* **掲載本文**:
<<<<
ソニーは、車載カメラ向けの1/1.55型有効540万画素CMOSイメージセンサー「IMX490」を商品化し、2019年3月からサンプル出荷を開始する。サンプル価格は税別15,000円。

IMX490は、HDR機能とLEDフリッカーの抑制機能の同時利用を可能にしたイメージセンサー。水平2880画素、垂直1860画素の有効540万画素を実現することで、従来と同等の分解能を維持しながら、より広い画角の撮影が可能だという。水平方向では、自転車や歩行者の急な飛び出しに加えてより広範囲の障害物や標識を、垂直方向では、交差点での停止線から見上げる信号機を認識可能。

有効540万画素のIMX490のサンプル動画(左)と有効200万画素相当のCMOSイメージセンサ-のサンプル動画(右)との比較

車載カメラは、トンネルの出入口や夜間の市街地など、明暗差の大きな場面でも画面全体にわたって黒潰れや白飛びを起こさず、ノイズの少ない鮮明な映像を撮影する必要があり、同イメージセンサーは、独自の画素構造と露光方法の改善により、従来比約3倍となる120dBのダイナミックレンジを低ノイズで撮影するHDR機能を実現。太陽光下に相当する10万ルクスにおける高照度被写体を撮影しても白飛びを抑制可能だという。
>>>>
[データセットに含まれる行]
<<<<
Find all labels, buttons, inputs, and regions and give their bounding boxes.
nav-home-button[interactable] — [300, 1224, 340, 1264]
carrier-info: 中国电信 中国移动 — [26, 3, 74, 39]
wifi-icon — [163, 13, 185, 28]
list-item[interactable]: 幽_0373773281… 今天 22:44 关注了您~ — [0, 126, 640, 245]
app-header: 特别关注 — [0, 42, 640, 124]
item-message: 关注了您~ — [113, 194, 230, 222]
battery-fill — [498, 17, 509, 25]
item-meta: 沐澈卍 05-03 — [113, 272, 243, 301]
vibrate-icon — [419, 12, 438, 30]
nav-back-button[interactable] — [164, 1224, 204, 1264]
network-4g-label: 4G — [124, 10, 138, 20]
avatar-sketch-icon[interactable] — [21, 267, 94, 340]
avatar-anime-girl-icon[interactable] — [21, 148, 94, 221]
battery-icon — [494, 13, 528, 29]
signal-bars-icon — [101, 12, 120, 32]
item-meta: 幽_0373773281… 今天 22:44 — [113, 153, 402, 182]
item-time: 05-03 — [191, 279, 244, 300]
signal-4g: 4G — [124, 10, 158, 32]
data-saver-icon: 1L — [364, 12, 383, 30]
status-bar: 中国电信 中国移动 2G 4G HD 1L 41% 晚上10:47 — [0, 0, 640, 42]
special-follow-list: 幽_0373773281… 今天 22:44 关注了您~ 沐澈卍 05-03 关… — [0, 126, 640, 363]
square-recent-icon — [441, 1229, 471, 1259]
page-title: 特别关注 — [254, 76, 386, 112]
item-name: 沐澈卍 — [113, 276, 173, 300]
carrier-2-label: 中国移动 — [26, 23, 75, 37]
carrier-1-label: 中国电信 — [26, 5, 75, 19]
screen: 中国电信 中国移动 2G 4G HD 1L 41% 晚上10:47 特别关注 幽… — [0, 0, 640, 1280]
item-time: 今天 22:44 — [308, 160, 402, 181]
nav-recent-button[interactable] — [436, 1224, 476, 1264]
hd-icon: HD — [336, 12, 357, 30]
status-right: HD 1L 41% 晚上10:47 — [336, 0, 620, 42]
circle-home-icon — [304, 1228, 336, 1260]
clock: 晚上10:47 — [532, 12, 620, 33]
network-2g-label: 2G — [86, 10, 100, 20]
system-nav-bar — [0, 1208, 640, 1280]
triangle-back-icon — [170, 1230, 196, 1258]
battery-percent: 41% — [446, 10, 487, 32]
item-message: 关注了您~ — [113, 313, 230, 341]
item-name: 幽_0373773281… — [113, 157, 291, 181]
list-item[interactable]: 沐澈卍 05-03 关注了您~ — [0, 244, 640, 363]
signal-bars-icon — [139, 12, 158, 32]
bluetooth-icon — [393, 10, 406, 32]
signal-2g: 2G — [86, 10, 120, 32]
>>>>
* **取り組む課題**:
**1.** 上のIMX490の記事から、「ソニーは、車載カメラ向けの1」から「も白飛びを抑制可能だという。」までの部分を一字一句違えずに書き写してください。
**2.** 次の(a)～(c)がIMX490の記事の内容と合っているかを判断し、それぞれ「はい」か「いいえ」で答え、根拠となる記事中の語句をそのまま引用してください。
(a) IMX490のサンプル価格は税別15,000円である。
(b) IMX490のダイナミックレンジは従来比約2倍である。
(c) IMX490の垂直方向の有効画素数は1860画素である。

* **課題の解答**:
**1.**
ソニーは、車載カメラ向けの1/1.55型有効540万画素CMOSイメージセンサー「IMX490」を商品化し、2019年3月からサンプル出荷を開始する。サンプル価格は税別15,000円。

IMX490は、HDR機能とLEDフリッカーの抑制機能の同時利用を可能にしたイメージセンサー。水平2880画素、垂直1860画素の有効540万画素を実現することで、従来と同等の分解能を維持しながら、より広い画角の撮影が可能だという。水平方向では、自転車や歩行者の急な飛び出しに加えてより広範囲の障害物や標識を、垂直方向では、交差点での停止線から見上げる信号機を認識可能。

有効540万画素のIMX490のサンプル動画(左)と有効200万画素相当のCMOSイメージセンサ-のサンプル動画(右)との比較

車載カメラは、トンネルの出入口や夜間の市街地など、明暗差の大きな場面でも画面全体にわたって黒潰れや白飛びを起こさず、ノイズの少ない鮮明な映像を撮影する必要があり、同イメージセンサーは、独自の画素構造と露光方法の改善により、従来比約3倍となる120dBのダイナミックレンジを低ノイズで撮影するHDR機能を実現。太陽光下に相当する10万ルクスにおける高照度被写体を撮影しても白飛びを抑制可能だという。

**2.**
(a) はい。「サンプル価格は税別15,000円。」
(b) いいえ。「従来比約3倍となる120dBのダイナミックレンジ」
(c) はい。「垂直1860画素」